▸ **Exercise data**
↓
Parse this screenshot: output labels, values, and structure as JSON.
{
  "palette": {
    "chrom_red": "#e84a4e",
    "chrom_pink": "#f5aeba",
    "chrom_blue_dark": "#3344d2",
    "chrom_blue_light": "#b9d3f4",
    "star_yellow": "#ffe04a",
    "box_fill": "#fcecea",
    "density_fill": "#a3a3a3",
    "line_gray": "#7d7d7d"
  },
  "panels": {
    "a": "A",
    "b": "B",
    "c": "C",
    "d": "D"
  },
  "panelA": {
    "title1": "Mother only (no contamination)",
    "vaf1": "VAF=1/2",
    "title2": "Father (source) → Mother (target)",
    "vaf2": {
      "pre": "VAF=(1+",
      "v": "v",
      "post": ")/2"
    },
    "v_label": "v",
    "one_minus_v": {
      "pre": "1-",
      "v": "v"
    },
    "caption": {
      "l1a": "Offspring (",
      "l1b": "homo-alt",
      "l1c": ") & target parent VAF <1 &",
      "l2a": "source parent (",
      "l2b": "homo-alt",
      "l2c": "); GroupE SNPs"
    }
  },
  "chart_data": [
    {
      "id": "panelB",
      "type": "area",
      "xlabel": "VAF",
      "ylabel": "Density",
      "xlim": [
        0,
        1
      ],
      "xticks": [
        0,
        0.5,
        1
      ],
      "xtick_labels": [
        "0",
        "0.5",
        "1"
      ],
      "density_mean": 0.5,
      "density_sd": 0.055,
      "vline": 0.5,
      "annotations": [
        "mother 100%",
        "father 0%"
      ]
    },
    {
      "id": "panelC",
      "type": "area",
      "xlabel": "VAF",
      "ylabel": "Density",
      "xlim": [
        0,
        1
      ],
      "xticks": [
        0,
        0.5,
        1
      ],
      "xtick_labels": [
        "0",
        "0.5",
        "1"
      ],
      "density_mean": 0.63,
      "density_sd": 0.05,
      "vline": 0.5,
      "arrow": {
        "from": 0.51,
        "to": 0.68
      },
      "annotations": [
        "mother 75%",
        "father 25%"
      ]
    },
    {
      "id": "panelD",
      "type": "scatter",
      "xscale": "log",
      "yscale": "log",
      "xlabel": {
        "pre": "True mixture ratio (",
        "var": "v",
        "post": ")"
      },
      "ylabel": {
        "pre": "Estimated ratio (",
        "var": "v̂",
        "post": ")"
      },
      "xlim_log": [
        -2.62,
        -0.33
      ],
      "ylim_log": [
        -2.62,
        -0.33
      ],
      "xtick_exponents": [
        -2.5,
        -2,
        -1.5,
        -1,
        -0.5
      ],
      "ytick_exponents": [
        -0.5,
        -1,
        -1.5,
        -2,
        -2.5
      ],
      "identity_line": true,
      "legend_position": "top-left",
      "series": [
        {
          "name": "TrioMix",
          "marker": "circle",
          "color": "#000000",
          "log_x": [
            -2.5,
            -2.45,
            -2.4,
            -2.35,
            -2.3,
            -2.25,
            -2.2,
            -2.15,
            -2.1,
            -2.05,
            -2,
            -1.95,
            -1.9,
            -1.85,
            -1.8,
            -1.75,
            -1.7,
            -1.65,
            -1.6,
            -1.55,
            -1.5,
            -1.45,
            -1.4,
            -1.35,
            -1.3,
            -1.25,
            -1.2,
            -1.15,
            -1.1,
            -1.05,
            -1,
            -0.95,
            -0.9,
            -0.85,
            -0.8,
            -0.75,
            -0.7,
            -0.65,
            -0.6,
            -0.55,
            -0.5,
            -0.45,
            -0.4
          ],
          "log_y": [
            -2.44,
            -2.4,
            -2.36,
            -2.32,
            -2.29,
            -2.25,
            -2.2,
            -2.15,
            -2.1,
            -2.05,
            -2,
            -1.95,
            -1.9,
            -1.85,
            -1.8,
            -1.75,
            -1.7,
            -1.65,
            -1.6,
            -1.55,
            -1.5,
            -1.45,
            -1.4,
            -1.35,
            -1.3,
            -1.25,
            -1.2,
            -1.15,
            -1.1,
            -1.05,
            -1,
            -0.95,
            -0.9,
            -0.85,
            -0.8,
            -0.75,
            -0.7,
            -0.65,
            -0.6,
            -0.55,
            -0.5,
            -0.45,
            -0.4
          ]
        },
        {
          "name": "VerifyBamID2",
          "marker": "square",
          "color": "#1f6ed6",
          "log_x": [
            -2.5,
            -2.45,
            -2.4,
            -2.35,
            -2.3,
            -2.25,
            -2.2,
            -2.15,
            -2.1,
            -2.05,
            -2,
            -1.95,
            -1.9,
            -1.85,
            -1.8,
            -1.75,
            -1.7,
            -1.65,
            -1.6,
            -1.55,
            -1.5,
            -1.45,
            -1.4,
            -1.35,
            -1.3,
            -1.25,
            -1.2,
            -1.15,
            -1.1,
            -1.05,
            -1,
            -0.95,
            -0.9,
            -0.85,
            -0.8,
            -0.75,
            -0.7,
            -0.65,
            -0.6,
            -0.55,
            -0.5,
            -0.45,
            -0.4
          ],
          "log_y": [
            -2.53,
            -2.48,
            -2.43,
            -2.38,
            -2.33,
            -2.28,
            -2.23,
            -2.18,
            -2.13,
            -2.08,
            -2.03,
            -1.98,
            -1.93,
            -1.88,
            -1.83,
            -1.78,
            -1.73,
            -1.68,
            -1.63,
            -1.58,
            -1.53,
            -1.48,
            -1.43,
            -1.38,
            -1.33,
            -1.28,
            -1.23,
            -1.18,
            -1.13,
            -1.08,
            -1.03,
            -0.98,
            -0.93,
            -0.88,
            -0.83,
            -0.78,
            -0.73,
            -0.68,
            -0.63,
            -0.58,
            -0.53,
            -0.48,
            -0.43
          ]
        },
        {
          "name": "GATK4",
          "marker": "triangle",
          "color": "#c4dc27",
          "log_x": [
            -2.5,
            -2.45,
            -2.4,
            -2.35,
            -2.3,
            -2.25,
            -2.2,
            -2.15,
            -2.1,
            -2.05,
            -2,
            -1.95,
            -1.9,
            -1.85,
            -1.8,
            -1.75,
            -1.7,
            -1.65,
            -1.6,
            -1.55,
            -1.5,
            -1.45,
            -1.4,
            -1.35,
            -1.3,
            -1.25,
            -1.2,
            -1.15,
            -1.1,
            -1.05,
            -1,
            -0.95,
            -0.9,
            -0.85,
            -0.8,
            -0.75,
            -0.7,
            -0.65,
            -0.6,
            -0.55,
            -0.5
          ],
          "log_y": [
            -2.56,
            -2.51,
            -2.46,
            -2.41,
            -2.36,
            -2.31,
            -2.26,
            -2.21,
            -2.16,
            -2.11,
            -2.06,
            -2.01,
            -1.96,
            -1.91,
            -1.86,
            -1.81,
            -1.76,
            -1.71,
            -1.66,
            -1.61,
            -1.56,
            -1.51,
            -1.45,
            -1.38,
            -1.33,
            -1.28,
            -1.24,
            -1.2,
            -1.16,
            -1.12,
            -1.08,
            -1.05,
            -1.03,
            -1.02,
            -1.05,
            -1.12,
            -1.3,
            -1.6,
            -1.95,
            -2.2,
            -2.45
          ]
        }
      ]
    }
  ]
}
↑
▸ **Work instructions**
Return what is listed above, exactly and completely.

▸ **The answer**
Parse this screenshot: output labels, values, and structure as JSON.
{
  "palette": {
    "chrom_red": "#e84a4e",
    "chrom_pink": "#f5aeba",
    "chrom_blue_dark": "#3344d2",
    "chrom_blue_light": "#b9d3f4",
    "star_yellow": "#ffe04a",
    "box_fill": "#fcecea",
    "density_fill": "#a3a3a3",
    "line_gray": "#7d7d7d"
  },
  "panels": {
    "a": "A",
    "b": "B",
    "c": "C",
    "d": "D"
  },
  "panelA": {
    "title1": "Mother only (no contamination)",
    "vaf1": "VAF=1/2",
    "title2": "Father (source) → Mother (target)",
    "vaf2": {
      "pre": "VAF=(1+",
      "v": "v",
      "post": ")/2"
    },
    "v_label": "v",
    "one_minus_v": {
      "pre": "1-",
      "v": "v"
    },
    "caption": {
      "l1a": "Offspring (",
      "l1b": "homo-alt",
      "l1c": ") & target parent VAF <1 &",
      "l2a": "source parent (",
      "l2b": "homo-alt",
      "l2c": "); GroupE SNPs"
    }
  },
  "chart_data": [
    {
      "id": "panelB",
      "type": "area",
      "xlabel": "VAF",
      "ylabel": "Density",
      "xlim": [
        0,
        1
      ],
      "xticks": [
        0,
        0.5,
        1
      ],
      "xtick_labels": [
        "0",
        "0.5",
        "1"
      ],
      "density_mean": 0.5,
      "density_sd": 0.055,
      "vline": 0.5,
      "annotations": [
        "mother 100%",
        "father 0%"
      ]
    },
    {
      "id": "panelC",
      "type": "area",
      "xlabel": "VAF",
      "ylabel": "Density",
      "xlim": [
        0,
        1
      ],
      "xticks": [
        0,
        0.5,
        1
      ],
      "xtick_labels": [
        "0",
        "0.5",
        "1"
      ],
      "density_mean": 0.63,
      "density_sd": 0.05,
      "vline": 0.5,
      "arrow": {
        "from": 0.51,
        "to": 0.68
      },
      "annotations": [
        "mother 75%",
        "father 25%"
      ]
    },
    {
      "id": "panelD",
      "type": "scatter",
      "xscale": "log",
      "yscale": "log",
      "xlabel": {
        "pre": "True mixture ratio (",
        "var": "v",
        "post": ")"
      },
      "ylabel": {
        "pre": "Estimated ratio (",
        "var": "v̂",
        "post": ")"
      },
      "xlim_log": [
        -2.62,
        -0.33
      ],
      "ylim_log": [
        -2.62,
        -0.33
      ],
      "xtick_exponents": [
        -2.5,
        -2,
        -1.5,
        -1,
        -0.5
      ],
      "ytick_exponents": [
        -0.5,
        -1,
        -1.5,
        -2,
        -2.5
      ],
      "identity_line": true,
      "legend_position": "top-left",
      "series": [
        {
          "name": "TrioMix",
          "marker": "circle",
          "color": "#000000",
          "log_x": [
            -2.5,
            -2.45,
            -2.4,
            -2.35,
            -2.3,
            -2.25,
            -2.2,
            -2.15,
            -2.1,
            -2.05,
            -2,
            -1.95,
            -1.9,
            -1.85,
            -1.8,
            -1.75,
            -1.7,
            -1.65,
            -1.6,
            -1.55,
            -1.5,
            -1.45,
            -1.4,
            -1.35,
            -1.3,
            -1.25,
            -1.2,
            -1.15,
            -1.1,
            -1.05,
            -1,
            -0.95,
            -0.9,
            -0.85,
            -0.8,
            -0.75,
            -0.7,
            -0.65,
            -0.6,
            -0.55,
            -0.5,
            -0.45,
            -0.4
          ],
          "log_y": [
            -2.44,
            -2.4,
            -2.36,
            -2.32,
            -2.29,
            -2.25,
            -2.2,
            -2.15,
            -2.1,
            -2.05,
            -2,
            -1.95,
            -1.9,
            -1.85,
            -1.8,
            -1.75,
            -1.7,
            -1.65,
            -1.6,
            -1.55,
            -1.5,
            -1.45,
            -1.4,
            -1.35,
            -1.3,
            -1.25,
            -1.2,
            -1.15,
            -1.1,
            -1.05,
            -1,
            -0.95,
            -0.9,
            -0.85,
            -0.8,
            -0.75,
            -0.7,
            -0.65,
            -0.6,
            -0.55,
            -0.5,
            -0.45,
            -0.4
          ]
        },
        {
          "name": "VerifyBamID2",
          "marker": "square",
          "color": "#1f6ed6",
          "log_x": [
            -2.5,
            -2.45,
            -2.4,
            -2.35,
            -2.3,
            -2.25,
            -2.2,
            -2.15,
            -2.1,
            -2.05,
            -2,
            -1.95,
            -1.9,
            -1.85,
            -1.8,
            -1.75,
            -1.7,
            -1.65,
            -1.6,
            -1.55,
            -1.5,
            -1.45,
            -1.4,
            -1.35,
            -1.3,
            -1.25,
            -1.2,
            -1.15,
            -1.1,
            -1.05,
            -1,
            -0.95,
            -0.9,
            -0.85,
            -0.8,
            -0.75,
            -0.7,
            -0.65,
            -0.6,
            -0.55,
            -0.5,
            -0.45,
            -0.4
          ],
          "log_y": [
            -2.53,
            -2.48,
            -2.43,
            -2.38,
            -2.33,
            -2.28,
            -2.23,
            -2.18,
            -2.13,
            -2.08,
            -2.03,
            -1.98,
            -1.93,
            -1.88,
            -1.83,
            -1.78,
            -1.73,
            -1.68,
            -1.63,
            -1.58,
            -1.53,
            -1.48,
            -1.43,
            -1.38,
            -1.33,
            -1.28,
            -1.23,
            -1.18,
            -1.13,
            -1.08,
            -1.03,
            -0.98,
            -0.93,
            -0.88,
            -0.83,
            -0.78,
            -0.73,
            -0.68,
            -0.63,
            -0.58,
            -0.53,
            -0.48,
            -0.43
          ]
        },
        {
          "name": "GATK4",
          "marker": "triangle",
          "color": "#c4dc27",
          "log_x": [
            -2.5,
            -2.45,
            -2.4,
            -2.35,
            -2.3,
            -2.25,
            -2.2,
            -2.15,
            -2.1,
            -2.05,
            -2,
            -1.95,
            -1.9,
            -1.85,
            -1.8,
            -1.75,
            -1.7,
            -1.65,
            -1.6,
            -1.55,
            -1.5,
            -1.45,
            -1.4,
            -1.35,
            -1.3,
            -1.25,
            -1.2,
            -1.15,
            -1.1,
            -1.05,
            -1,
            -0.95,
            -0.9,
            -0.85,
            -0.8,
            -0.75,
            -0.7,
            -0.65,
            -0.6,
            -0.55,
            -0.5
          ],
          "log_y": [
            -2.56,
            -2.51,
            -2.46,
            -2.41,
            -2.36,
            -2.31,
            -2.26,
            -2.21,
            -2.16,
            -2.11,
            -2.06,
            -2.01,
            -1.96,
            -1.91,
            -1.86,
            -1.81,
            -1.76,
            -1.71,
            -1.66,
            -1.61,
            -1.56,
            -1.51,
            -1.45,
            -1.38,
            -1.33,
            -1.28,
            -1.24,
            -1.2,
            -1.16,
            -1.12,
            -1.08,
            -1.05,
            -1.03,
            -1.02,
            -1.05,
            -1.12,
            -1.3,
            -1.6,
            -1.95,
            -2.2,
            -2.45
          ]
        }
      ]
    }
  ]
}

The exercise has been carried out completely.